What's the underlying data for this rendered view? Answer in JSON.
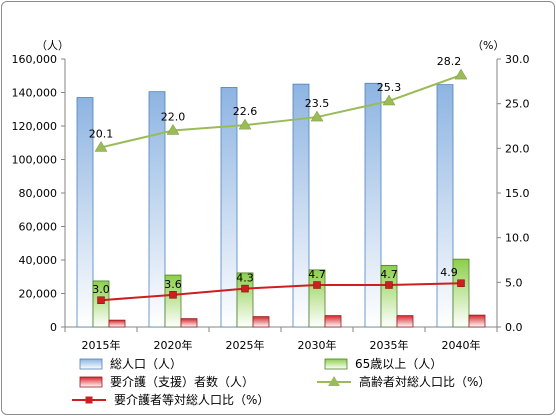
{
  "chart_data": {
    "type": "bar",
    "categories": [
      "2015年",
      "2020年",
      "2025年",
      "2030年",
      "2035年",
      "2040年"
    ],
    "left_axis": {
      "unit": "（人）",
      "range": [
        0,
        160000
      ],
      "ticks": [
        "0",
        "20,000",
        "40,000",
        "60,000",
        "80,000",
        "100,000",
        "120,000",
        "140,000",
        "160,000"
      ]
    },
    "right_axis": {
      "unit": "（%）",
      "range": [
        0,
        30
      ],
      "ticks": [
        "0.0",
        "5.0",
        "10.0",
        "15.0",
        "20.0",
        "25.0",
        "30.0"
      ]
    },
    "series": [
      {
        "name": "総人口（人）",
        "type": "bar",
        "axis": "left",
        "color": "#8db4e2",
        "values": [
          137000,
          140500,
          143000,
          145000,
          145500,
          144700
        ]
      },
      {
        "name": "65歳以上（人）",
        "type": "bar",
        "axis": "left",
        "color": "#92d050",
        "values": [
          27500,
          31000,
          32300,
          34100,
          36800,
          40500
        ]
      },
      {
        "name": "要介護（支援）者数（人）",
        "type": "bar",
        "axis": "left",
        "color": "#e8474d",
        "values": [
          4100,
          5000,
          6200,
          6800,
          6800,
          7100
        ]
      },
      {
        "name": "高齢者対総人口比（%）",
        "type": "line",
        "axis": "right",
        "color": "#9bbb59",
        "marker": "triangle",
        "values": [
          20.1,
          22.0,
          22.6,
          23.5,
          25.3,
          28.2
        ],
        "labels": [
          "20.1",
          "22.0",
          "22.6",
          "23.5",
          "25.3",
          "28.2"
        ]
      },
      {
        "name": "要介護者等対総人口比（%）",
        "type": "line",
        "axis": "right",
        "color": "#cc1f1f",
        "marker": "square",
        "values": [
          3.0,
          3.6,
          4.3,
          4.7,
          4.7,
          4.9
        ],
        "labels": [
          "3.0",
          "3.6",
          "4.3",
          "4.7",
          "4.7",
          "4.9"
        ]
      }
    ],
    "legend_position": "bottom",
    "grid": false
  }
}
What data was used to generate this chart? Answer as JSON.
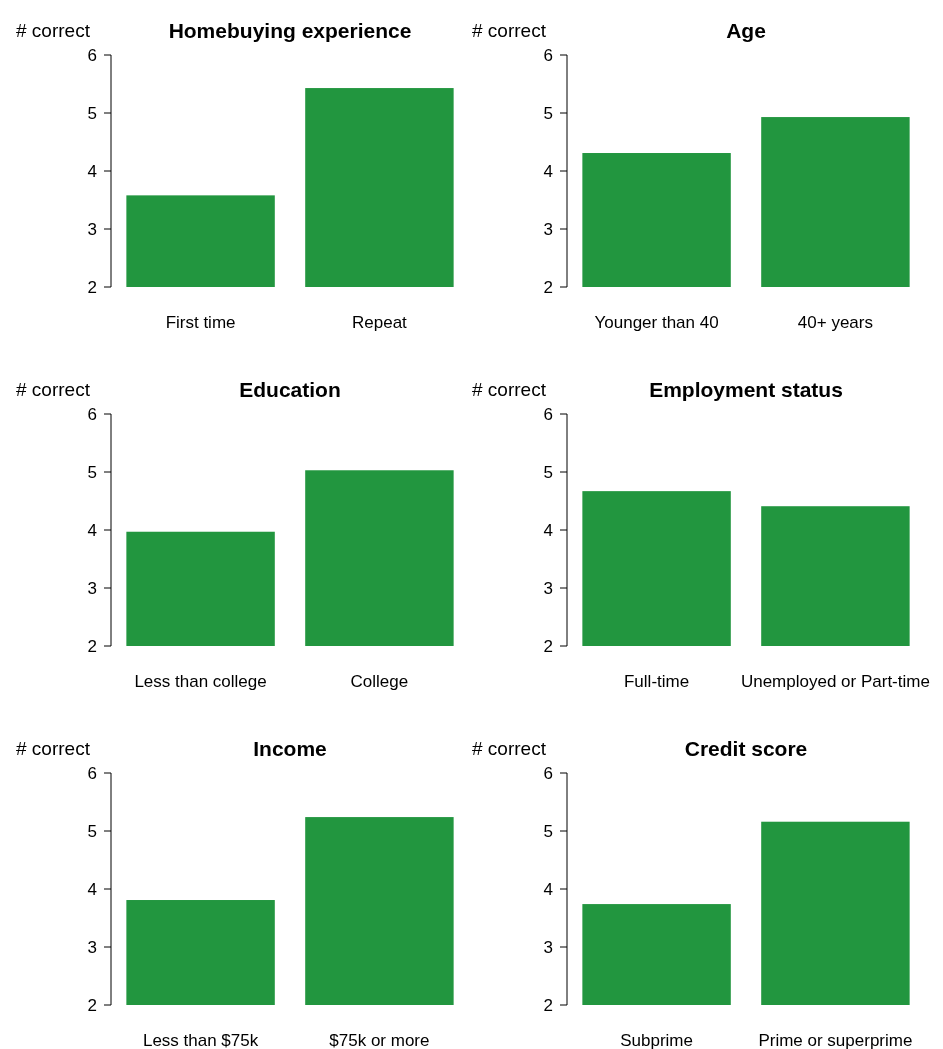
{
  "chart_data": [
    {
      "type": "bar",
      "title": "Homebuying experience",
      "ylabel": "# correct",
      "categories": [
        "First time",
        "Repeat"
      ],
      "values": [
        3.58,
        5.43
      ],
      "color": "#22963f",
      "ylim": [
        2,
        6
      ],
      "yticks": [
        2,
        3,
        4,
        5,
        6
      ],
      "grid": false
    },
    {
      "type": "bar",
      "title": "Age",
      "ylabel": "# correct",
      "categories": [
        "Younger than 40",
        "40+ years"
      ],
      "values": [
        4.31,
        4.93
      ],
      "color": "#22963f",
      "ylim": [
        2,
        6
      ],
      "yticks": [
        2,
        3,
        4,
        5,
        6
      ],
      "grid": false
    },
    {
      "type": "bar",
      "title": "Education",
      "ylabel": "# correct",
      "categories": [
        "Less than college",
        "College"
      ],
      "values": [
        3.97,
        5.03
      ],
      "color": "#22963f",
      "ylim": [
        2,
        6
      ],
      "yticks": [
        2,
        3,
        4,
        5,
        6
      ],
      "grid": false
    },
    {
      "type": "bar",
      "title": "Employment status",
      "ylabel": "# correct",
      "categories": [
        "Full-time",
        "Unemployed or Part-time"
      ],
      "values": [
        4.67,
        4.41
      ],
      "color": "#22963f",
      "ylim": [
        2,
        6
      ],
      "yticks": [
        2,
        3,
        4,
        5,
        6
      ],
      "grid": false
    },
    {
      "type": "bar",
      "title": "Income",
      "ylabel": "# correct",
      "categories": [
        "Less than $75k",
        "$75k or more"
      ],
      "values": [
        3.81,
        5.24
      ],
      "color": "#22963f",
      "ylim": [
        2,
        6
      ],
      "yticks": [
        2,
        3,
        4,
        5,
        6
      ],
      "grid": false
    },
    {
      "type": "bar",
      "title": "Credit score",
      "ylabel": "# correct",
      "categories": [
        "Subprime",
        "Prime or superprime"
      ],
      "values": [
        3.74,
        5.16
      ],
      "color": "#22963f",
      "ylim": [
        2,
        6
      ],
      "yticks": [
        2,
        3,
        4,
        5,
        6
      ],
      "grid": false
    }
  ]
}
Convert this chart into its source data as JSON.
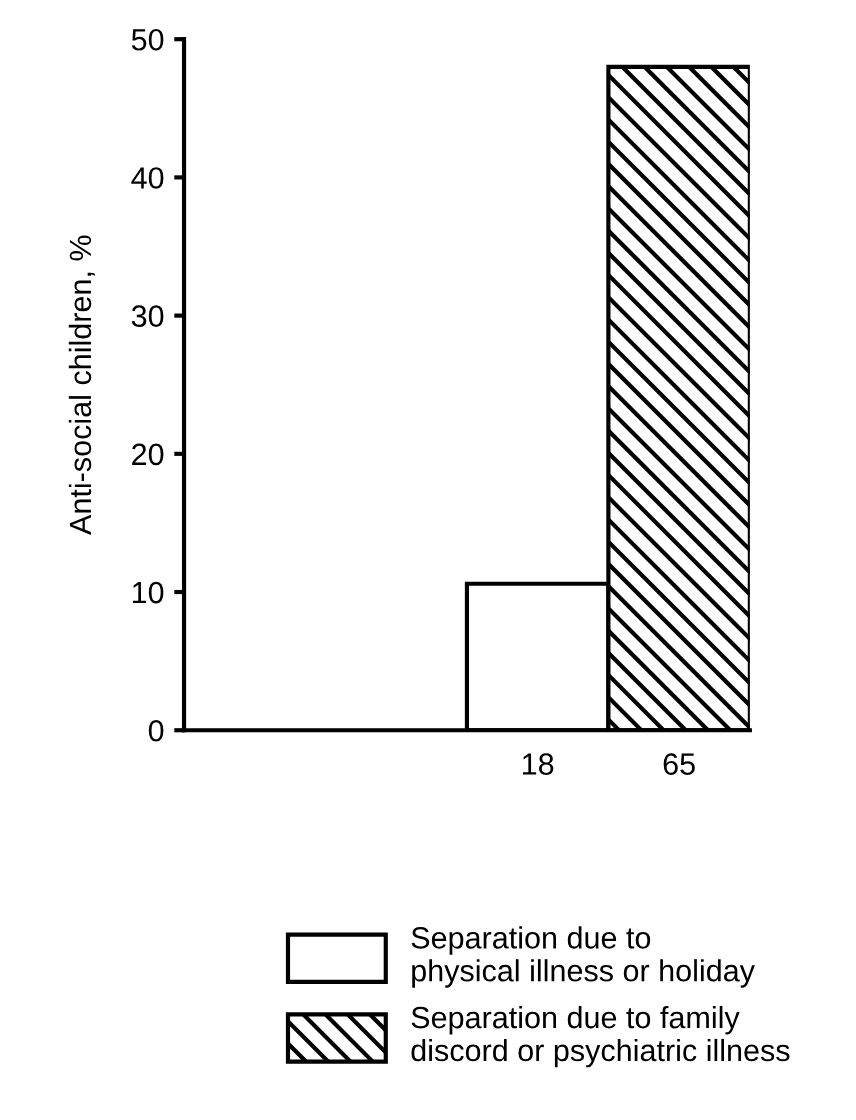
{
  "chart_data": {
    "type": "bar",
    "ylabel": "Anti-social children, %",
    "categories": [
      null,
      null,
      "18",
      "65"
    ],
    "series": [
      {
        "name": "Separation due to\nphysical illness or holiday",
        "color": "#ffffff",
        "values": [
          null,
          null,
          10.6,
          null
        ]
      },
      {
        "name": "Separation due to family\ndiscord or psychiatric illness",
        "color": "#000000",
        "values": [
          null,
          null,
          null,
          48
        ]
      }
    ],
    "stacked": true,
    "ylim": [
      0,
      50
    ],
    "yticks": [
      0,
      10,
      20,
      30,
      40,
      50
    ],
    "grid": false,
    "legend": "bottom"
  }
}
--------
Exercise task: Return each line of the data, keeping its wording exact and omitting pictures.

Written response:
What's the underlying data for this rendered view? Answer in JSON.
{
  "chart_data": {
    "type": "bar",
    "categories": [
      "2015年",
      "2020年",
      "2025年",
      "2030年",
      "2035年",
      "2040年"
    ],
    "left_axis": {
      "unit": "（人）",
      "range": [
        0,
        160000
      ],
      "ticks": [
        "0",
        "20,000",
        "40,000",
        "60,000",
        "80,000",
        "100,000",
        "120,000",
        "140,000",
        "160,000"
      ]
    },
    "right_axis": {
      "unit": "（%）",
      "range": [
        0,
        30
      ],
      "ticks": [
        "0.0",
        "5.0",
        "10.0",
        "15.0",
        "20.0",
        "25.0",
        "30.0"
      ]
    },
    "series": [
      {
        "name": "総人口（人）",
        "type": "bar",
        "axis": "left",
        "color": "#8db4e2",
        "values": [
          137000,
          140500,
          143000,
          145000,
          145500,
          144700
        ]
      },
      {
        "name": "65歳以上（人）",
        "type": "bar",
        "axis": "left",
        "color": "#92d050",
        "values": [
          27500,
          31000,
          32300,
          34100,
          36800,
          40500
        ]
      },
      {
        "name": "要介護（支援）者数（人）",
        "type": "bar",
        "axis": "left",
        "color": "#e8474d",
        "values": [
          4100,
          5000,
          6200,
          6800,
          6800,
          7100
        ]
      },
      {
        "name": "高齢者対総人口比（%）",
        "type": "line",
        "axis": "right",
        "color": "#9bbb59",
        "marker": "triangle",
        "values": [
          20.1,
          22.0,
          22.6,
          23.5,
          25.3,
          28.2
        ],
        "labels": [
          "20.1",
          "22.0",
          "22.6",
          "23.5",
          "25.3",
          "28.2"
        ]
      },
      {
        "name": "要介護者等対総人口比（%）",
        "type": "line",
        "axis": "right",
        "color": "#cc1f1f",
        "marker": "square",
        "values": [
          3.0,
          3.6,
          4.3,
          4.7,
          4.7,
          4.9
        ],
        "labels": [
          "3.0",
          "3.6",
          "4.3",
          "4.7",
          "4.7",
          "4.9"
        ]
      }
    ],
    "legend_position": "bottom",
    "grid": false
  }
}
What data was used to generate this chart? Answer as JSON.
{
  "chart_data": [
    {
      "type": "bar",
      "title": "Homebuying experience",
      "ylabel": "# correct",
      "categories": [
        "First time",
        "Repeat"
      ],
      "values": [
        3.58,
        5.43
      ],
      "color": "#22963f",
      "ylim": [
        2,
        6
      ],
      "yticks": [
        2,
        3,
        4,
        5,
        6
      ],
      "grid": false
    },
    {
      "type": "bar",
      "title": "Age",
      "ylabel": "# correct",
      "categories": [
        "Younger than 40",
        "40+ years"
      ],
      "values": [
        4.31,
        4.93
      ],
      "color": "#22963f",
      "ylim": [
        2,
        6
      ],
      "yticks": [
        2,
        3,
        4,
        5,
        6
      ],
      "grid": false
    },
    {
      "type": "bar",
      "title": "Education",
      "ylabel": "# correct",
      "categories": [
        "Less than college",
        "College"
      ],
      "values": [
        3.97,
        5.03
      ],
      "color": "#22963f",
      "ylim": [
        2,
        6
      ],
      "yticks": [
        2,
        3,
        4,
        5,
        6
      ],
      "grid": false
    },
    {
      "type": "bar",
      "title": "Employment status",
      "ylabel": "# correct",
      "categories": [
        "Full-time",
        "Unemployed or Part-time"
      ],
      "values": [
        4.67,
        4.41
      ],
      "color": "#22963f",
      "ylim": [
        2,
        6
      ],
      "yticks": [
        2,
        3,
        4,
        5,
        6
      ],
      "grid": false
    },
    {
      "type": "bar",
      "title": "Income",
      "ylabel": "# correct",
      "categories": [
        "Less than $75k",
        "$75k or more"
      ],
      "values": [
        3.81,
        5.24
      ],
      "color": "#22963f",
      "ylim": [
        2,
        6
      ],
      "yticks": [
        2,
        3,
        4,
        5,
        6
      ],
      "grid": false
    },
    {
      "type": "bar",
      "title": "Credit score",
      "ylabel": "# correct",
      "categories": [
        "Subprime",
        "Prime or superprime"
      ],
      "values": [
        3.74,
        5.16
      ],
      "color": "#22963f",
      "ylim": [
        2,
        6
      ],
      "yticks": [
        2,
        3,
        4,
        5,
        6
      ],
      "grid": false
    }
  ]
}
Convert this chart into its source data as JSON.
{
  "chart_data": {
    "type": "bar",
    "ylabel": "Anti-social children, %",
    "categories": [
      null,
      null,
      "18",
      "65"
    ],
    "series": [
      {
        "name": "Separation due to\nphysical illness or holiday",
        "color": "#ffffff",
        "values": [
          null,
          null,
          10.6,
          null
        ]
      },
      {
        "name": "Separation due to family\ndiscord or psychiatric illness",
        "color": "#000000",
        "values": [
          null,
          null,
          null,
          48
        ]
      }
    ],
    "stacked": true,
    "ylim": [
      0,
      50
    ],
    "yticks": [
      0,
      10,
      20,
      30,
      40,
      50
    ],
    "grid": false,
    "legend": "bottom"
  }
}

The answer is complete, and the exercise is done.